▶ _JOB_
Return every record verbatim.
:::::
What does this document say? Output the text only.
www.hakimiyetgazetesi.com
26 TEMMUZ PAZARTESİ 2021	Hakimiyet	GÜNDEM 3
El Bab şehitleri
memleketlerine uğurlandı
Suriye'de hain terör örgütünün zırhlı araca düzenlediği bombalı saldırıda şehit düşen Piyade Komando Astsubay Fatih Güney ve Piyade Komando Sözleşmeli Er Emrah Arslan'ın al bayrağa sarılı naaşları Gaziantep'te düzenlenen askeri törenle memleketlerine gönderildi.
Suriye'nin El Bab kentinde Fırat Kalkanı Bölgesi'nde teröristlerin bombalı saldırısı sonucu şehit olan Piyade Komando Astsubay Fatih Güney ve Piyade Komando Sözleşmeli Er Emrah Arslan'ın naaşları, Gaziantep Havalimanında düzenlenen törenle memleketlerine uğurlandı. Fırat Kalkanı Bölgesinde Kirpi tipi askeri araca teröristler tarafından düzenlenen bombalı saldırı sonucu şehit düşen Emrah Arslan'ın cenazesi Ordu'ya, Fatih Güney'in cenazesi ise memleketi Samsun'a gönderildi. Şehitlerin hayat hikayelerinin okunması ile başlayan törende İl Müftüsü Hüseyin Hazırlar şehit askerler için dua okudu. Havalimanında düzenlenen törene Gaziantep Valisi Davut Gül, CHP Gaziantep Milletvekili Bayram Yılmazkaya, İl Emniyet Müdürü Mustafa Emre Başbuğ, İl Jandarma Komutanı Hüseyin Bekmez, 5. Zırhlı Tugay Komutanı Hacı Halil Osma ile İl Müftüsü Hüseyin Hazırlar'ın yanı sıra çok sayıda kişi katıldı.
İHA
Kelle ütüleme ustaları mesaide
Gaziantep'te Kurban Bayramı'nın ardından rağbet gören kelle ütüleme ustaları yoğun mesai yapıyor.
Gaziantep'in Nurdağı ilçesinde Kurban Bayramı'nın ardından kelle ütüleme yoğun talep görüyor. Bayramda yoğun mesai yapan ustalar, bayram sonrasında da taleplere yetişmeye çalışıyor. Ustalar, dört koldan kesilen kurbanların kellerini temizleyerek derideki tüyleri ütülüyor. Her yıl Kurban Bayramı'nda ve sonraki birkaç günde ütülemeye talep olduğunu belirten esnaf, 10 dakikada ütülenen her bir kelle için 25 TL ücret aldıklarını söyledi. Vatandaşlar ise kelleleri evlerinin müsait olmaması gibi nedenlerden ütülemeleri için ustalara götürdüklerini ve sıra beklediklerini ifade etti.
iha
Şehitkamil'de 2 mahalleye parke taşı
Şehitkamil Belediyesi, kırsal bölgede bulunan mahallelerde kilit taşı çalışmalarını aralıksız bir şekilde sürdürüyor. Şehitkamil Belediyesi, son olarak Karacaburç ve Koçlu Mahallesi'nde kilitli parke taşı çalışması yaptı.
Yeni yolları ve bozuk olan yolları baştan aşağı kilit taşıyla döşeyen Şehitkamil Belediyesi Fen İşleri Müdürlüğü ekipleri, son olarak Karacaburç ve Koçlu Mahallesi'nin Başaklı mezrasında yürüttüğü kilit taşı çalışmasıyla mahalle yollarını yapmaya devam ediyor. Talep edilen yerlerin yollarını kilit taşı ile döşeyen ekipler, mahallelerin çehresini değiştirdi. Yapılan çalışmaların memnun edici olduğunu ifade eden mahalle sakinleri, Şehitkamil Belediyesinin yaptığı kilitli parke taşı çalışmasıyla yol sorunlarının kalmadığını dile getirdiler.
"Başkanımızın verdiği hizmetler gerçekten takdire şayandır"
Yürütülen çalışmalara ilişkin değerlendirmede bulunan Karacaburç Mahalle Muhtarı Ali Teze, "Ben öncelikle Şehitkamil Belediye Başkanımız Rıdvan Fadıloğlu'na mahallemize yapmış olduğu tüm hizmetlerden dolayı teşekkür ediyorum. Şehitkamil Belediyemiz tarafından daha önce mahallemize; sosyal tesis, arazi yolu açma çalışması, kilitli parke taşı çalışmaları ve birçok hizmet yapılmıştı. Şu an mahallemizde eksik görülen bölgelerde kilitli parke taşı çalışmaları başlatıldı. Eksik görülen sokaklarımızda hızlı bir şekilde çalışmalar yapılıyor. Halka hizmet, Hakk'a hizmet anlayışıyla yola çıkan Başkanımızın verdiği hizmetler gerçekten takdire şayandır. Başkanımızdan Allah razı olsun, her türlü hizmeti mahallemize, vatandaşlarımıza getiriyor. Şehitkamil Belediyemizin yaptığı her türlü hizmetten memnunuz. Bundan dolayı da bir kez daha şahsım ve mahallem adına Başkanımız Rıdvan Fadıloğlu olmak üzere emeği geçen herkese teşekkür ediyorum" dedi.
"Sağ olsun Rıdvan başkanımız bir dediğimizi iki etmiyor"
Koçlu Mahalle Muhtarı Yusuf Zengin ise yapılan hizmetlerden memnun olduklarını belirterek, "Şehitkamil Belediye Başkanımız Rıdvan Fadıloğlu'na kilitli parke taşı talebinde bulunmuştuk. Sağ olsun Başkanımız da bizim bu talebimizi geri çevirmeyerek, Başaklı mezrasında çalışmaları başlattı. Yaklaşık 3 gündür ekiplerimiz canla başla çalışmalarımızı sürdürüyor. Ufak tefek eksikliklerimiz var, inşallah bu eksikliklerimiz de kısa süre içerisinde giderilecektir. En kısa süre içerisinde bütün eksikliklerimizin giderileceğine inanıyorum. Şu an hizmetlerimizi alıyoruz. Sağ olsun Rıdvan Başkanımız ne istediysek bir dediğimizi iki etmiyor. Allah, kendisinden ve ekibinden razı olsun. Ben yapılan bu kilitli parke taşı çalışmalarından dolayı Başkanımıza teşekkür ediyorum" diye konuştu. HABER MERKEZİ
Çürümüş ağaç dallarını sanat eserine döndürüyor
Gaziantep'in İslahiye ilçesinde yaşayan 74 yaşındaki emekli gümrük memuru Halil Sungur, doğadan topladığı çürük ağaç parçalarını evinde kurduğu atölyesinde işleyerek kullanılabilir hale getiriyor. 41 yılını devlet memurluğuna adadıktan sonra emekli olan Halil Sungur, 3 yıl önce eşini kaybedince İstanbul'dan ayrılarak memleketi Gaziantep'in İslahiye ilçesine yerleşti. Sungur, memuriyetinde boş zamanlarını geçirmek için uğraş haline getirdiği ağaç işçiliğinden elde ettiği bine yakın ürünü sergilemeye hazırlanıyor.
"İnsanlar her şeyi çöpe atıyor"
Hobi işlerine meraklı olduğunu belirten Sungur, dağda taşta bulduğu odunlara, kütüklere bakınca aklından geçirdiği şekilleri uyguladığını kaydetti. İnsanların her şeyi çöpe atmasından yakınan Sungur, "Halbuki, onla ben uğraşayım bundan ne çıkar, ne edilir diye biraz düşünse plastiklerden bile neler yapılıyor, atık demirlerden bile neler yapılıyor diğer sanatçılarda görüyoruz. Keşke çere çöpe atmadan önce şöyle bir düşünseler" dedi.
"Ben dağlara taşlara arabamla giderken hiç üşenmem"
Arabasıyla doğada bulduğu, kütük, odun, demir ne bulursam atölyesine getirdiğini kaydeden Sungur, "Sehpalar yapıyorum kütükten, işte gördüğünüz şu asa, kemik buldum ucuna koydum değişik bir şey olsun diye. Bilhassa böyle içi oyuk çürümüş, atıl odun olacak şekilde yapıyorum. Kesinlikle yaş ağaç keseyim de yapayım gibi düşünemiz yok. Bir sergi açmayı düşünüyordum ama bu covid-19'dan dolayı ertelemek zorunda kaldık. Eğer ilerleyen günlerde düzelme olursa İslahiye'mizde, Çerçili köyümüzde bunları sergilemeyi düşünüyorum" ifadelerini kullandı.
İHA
:::::
▶ _SOLUTION BELOW_
What does this document say? Output the text only.
www.hakimiyetgazetesi.com
26 TEMMUZ PAZARTESİ 2021	Hakimiyet	GÜNDEM 3
El Bab şehitleri
memleketlerine uğurlandı
Suriye'de hain terör örgütünün zırhlı araca düzenlediği bombalı saldırıda şehit düşen Piyade Komando Astsubay Fatih Güney ve Piyade Komando Sözleşmeli Er Emrah Arslan'ın al bayrağa sarılı naaşları Gaziantep'te düzenlenen askeri törenle memleketlerine gönderildi.
Suriye'nin El Bab kentinde Fırat Kalkanı Bölgesi'nde teröristlerin bombalı saldırısı sonucu şehit olan Piyade Komando Astsubay Fatih Güney ve Piyade Komando Sözleşmeli Er Emrah Arslan'ın naaşları, Gaziantep Havalimanında düzenlenen törenle memleketlerine uğurlandı. Fırat Kalkanı Bölgesinde Kirpi tipi askeri araca teröristler tarafından düzenlenen bombalı saldırı sonucu şehit düşen Emrah Arslan'ın cenazesi Ordu'ya, Fatih Güney'in cenazesi ise memleketi Samsun'a gönderildi. Şehitlerin hayat hikayelerinin okunması ile başlayan törende İl Müftüsü Hüseyin Hazırlar şehit askerler için dua okudu. Havalimanında düzenlenen törene Gaziantep Valisi Davut Gül, CHP Gaziantep Milletvekili Bayram Yılmazkaya, İl Emniyet Müdürü Mustafa Emre Başbuğ, İl Jandarma Komutanı Hüseyin Bekmez, 5. Zırhlı Tugay Komutanı Hacı Halil Osma ile İl Müftüsü Hüseyin Hazırlar'ın yanı sıra çok sayıda kişi katıldı.
İHA
Kelle ütüleme ustaları mesaide
Gaziantep'te Kurban Bayramı'nın ardından rağbet gören kelle ütüleme ustaları yoğun mesai yapıyor.
Gaziantep'in Nurdağı ilçesinde Kurban Bayramı'nın ardından kelle ütüleme yoğun talep görüyor. Bayramda yoğun mesai yapan ustalar, bayram sonrasında da taleplere yetişmeye çalışıyor. Ustalar, dört koldan kesilen kurbanların kellerini temizleyerek derideki tüyleri ütülüyor. Her yıl Kurban Bayramı'nda ve sonraki birkaç günde ütülemeye talep olduğunu belirten esnaf, 10 dakikada ütülenen her bir kelle için 25 TL ücret aldıklarını söyledi. Vatandaşlar ise kelleleri evlerinin müsait olmaması gibi nedenlerden ütülemeleri için ustalara götürdüklerini ve sıra beklediklerini ifade etti.
iha
Şehitkamil'de 2 mahalleye parke taşı
Şehitkamil Belediyesi, kırsal bölgede bulunan mahallelerde kilit taşı çalışmalarını aralıksız bir şekilde sürdürüyor. Şehitkamil Belediyesi, son olarak Karacaburç ve Koçlu Mahallesi'nde kilitli parke taşı çalışması yaptı.
Yeni yolları ve bozuk olan yolları baştan aşağı kilit taşıyla döşeyen Şehitkamil Belediyesi Fen İşleri Müdürlüğü ekipleri, son olarak Karacaburç ve Koçlu Mahallesi'nin Başaklı mezrasında yürüttüğü kilit taşı çalışmasıyla mahalle yollarını yapmaya devam ediyor. Talep edilen yerlerin yollarını kilit taşı ile döşeyen ekipler, mahallelerin çehresini değiştirdi. Yapılan çalışmaların memnun edici olduğunu ifade eden mahalle sakinleri, Şehitkamil Belediyesinin yaptığı kilitli parke taşı çalışmasıyla yol sorunlarının kalmadığını dile getirdiler.
"Başkanımızın verdiği hizmetler gerçekten takdire şayandır"
Yürütülen çalışmalara ilişkin değerlendirmede bulunan Karacaburç Mahalle Muhtarı Ali Teze, "Ben öncelikle Şehitkamil Belediye Başkanımız Rıdvan Fadıloğlu'na mahallemize yapmış olduğu tüm hizmetlerden dolayı teşekkür ediyorum. Şehitkamil Belediyemiz tarafından daha önce mahallemize; sosyal tesis, arazi yolu açma çalışması, kilitli parke taşı çalışmaları ve birçok hizmet yapılmıştı. Şu an mahallemizde eksik görülen bölgelerde kilitli parke taşı çalışmaları başlatıldı. Eksik görülen sokaklarımızda hızlı bir şekilde çalışmalar yapılıyor. Halka hizmet, Hakk'a hizmet anlayışıyla yola çıkan Başkanımızın verdiği hizmetler gerçekten takdire şayandır. Başkanımızdan Allah razı olsun, her türlü hizmeti mahallemize, vatandaşlarımıza getiriyor. Şehitkamil Belediyemizin yaptığı her türlü hizmetten memnunuz. Bundan dolayı da bir kez daha şahsım ve mahallem adına Başkanımız Rıdvan Fadıloğlu olmak üzere emeği geçen herkese teşekkür ediyorum" dedi.
"Sağ olsun Rıdvan başkanımız bir dediğimizi iki etmiyor"
Koçlu Mahalle Muhtarı Yusuf Zengin ise yapılan hizmetlerden memnun olduklarını belirterek, "Şehitkamil Belediye Başkanımız Rıdvan Fadıloğlu'na kilitli parke taşı talebinde bulunmuştuk. Sağ olsun Başkanımız da bizim bu talebimizi geri çevirmeyerek, Başaklı mezrasında çalışmaları başlattı. Yaklaşık 3 gündür ekiplerimiz canla başla çalışmalarımızı sürdürüyor. Ufak tefek eksikliklerimiz var, inşallah bu eksikliklerimiz de kısa süre içerisinde giderilecektir. En kısa süre içerisinde bütün eksikliklerimizin giderileceğine inanıyorum. Şu an hizmetlerimizi alıyoruz. Sağ olsun Rıdvan Başkanımız ne istediysek bir dediğimizi iki etmiyor. Allah, kendisinden ve ekibinden razı olsun. Ben yapılan bu kilitli parke taşı çalışmalarından dolayı Başkanımıza teşekkür ediyorum" diye konuştu. HABER MERKEZİ
Çürümüş ağaç dallarını sanat eserine döndürüyor
Gaziantep'in İslahiye ilçesinde yaşayan 74 yaşındaki emekli gümrük memuru Halil Sungur, doğadan topladığı çürük ağaç parçalarını evinde kurduğu atölyesinde işleyerek kullanılabilir hale getiriyor. 41 yılını devlet memurluğuna adadıktan sonra emekli olan Halil Sungur, 3 yıl önce eşini kaybedince İstanbul'dan ayrılarak memleketi Gaziantep'in İslahiye ilçesine yerleşti. Sungur, memuriyetinde boş zamanlarını geçirmek için uğraş haline getirdiği ağaç işçiliğinden elde ettiği bine yakın ürünü sergilemeye hazırlanıyor.
"İnsanlar her şeyi çöpe atıyor"
Hobi işlerine meraklı olduğunu belirten Sungur, dağda taşta bulduğu odunlara, kütüklere bakınca aklından geçirdiği şekilleri uyguladığını kaydetti. İnsanların her şeyi çöpe atmasından yakınan Sungur, "Halbuki, onla ben uğraşayım bundan ne çıkar, ne edilir diye biraz düşünse plastiklerden bile neler yapılıyor, atık demirlerden bile neler yapılıyor diğer sanatçılarda görüyoruz. Keşke çere çöpe atmadan önce şöyle bir düşünseler" dedi.
"Ben dağlara taşlara arabamla giderken hiç üşenmem"
Arabasıyla doğada bulduğu, kütük, odun, demir ne bulursam atölyesine getirdiğini kaydeden Sungur, "Sehpalar yapıyorum kütükten, işte gördüğünüz şu asa, kemik buldum ucuna koydum değişik bir şey olsun diye. Bilhassa böyle içi oyuk çürümüş, atıl odun olacak şekilde yapıyorum. Kesinlikle yaş ağaç keseyim de yapayım gibi düşünemiz yok. Bir sergi açmayı düşünüyordum ama bu covid-19'dan dolayı ertelemek zorunda kaldık. Eğer ilerleyen günlerde düzelme olursa İslahiye'mizde, Çerçili köyümüzde bunları sergilemeyi düşünüyorum" ifadelerini kullandı.
İHA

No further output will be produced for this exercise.